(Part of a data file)
= = = = =
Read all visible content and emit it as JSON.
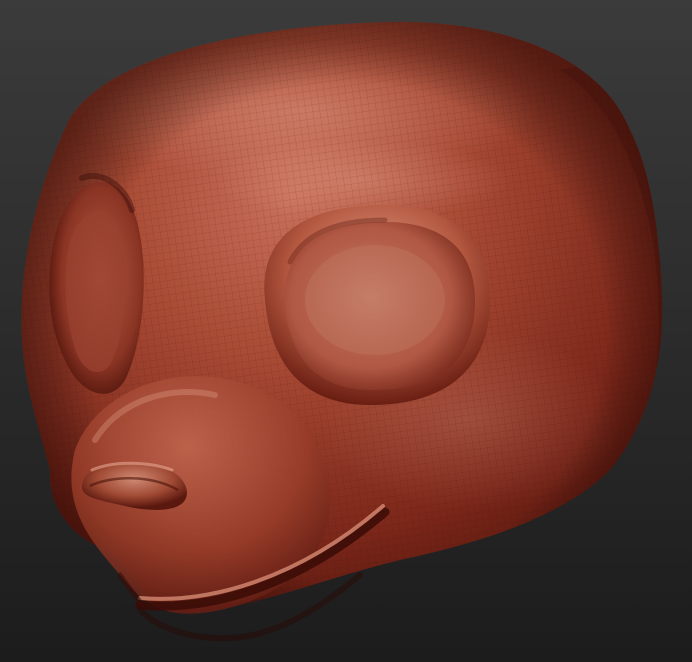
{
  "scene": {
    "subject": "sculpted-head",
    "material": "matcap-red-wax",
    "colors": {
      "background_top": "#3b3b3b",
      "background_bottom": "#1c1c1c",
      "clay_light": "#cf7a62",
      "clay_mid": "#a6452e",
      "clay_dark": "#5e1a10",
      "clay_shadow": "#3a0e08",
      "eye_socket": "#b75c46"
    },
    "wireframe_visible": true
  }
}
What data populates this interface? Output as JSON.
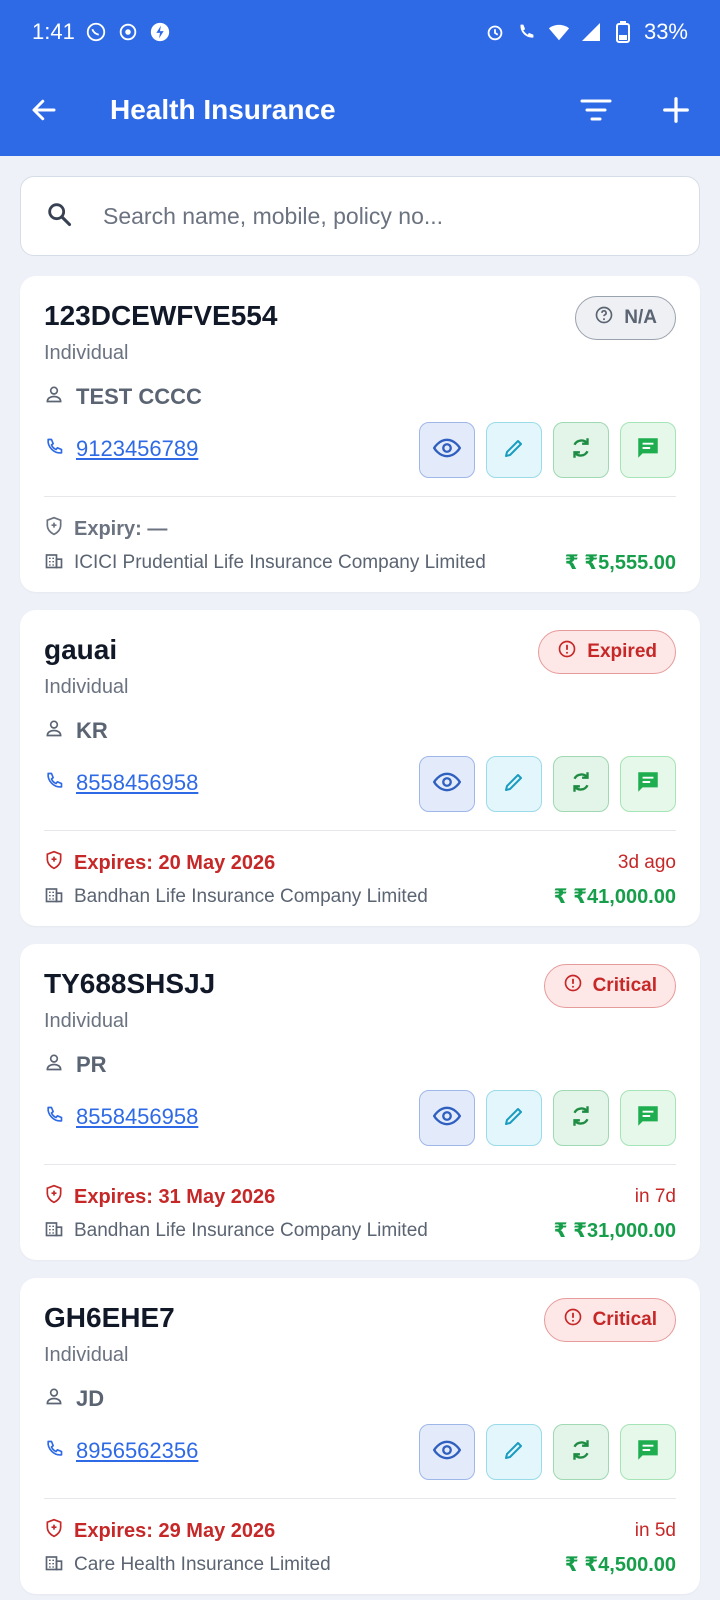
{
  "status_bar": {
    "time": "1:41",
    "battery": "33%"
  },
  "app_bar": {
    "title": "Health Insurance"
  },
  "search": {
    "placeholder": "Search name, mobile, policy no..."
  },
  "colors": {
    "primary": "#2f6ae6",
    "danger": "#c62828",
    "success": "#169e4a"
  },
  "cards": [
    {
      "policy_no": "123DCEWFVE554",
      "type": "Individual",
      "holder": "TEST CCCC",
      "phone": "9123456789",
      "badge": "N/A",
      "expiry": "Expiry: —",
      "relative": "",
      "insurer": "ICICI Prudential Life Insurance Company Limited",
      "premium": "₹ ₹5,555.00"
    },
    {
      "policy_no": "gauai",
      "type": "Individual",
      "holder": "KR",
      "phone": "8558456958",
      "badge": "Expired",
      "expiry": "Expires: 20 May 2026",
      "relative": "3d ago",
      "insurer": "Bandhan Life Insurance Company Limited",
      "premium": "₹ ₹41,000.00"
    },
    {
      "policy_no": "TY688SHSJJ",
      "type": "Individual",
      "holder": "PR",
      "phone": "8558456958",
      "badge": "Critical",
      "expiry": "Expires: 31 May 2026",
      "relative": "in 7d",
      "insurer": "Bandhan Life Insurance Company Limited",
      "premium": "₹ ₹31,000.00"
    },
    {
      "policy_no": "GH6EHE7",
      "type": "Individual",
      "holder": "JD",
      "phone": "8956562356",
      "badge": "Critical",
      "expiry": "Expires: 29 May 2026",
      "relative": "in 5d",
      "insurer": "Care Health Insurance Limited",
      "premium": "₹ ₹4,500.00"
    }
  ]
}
= = = = =
# TASK STATEMENT
Return every line of the preceding records in which the word "JSON" appears.

# WRITTEN RESPONSE
Read all visible content and emit it as JSON.
What data populates this interface? Output as JSON.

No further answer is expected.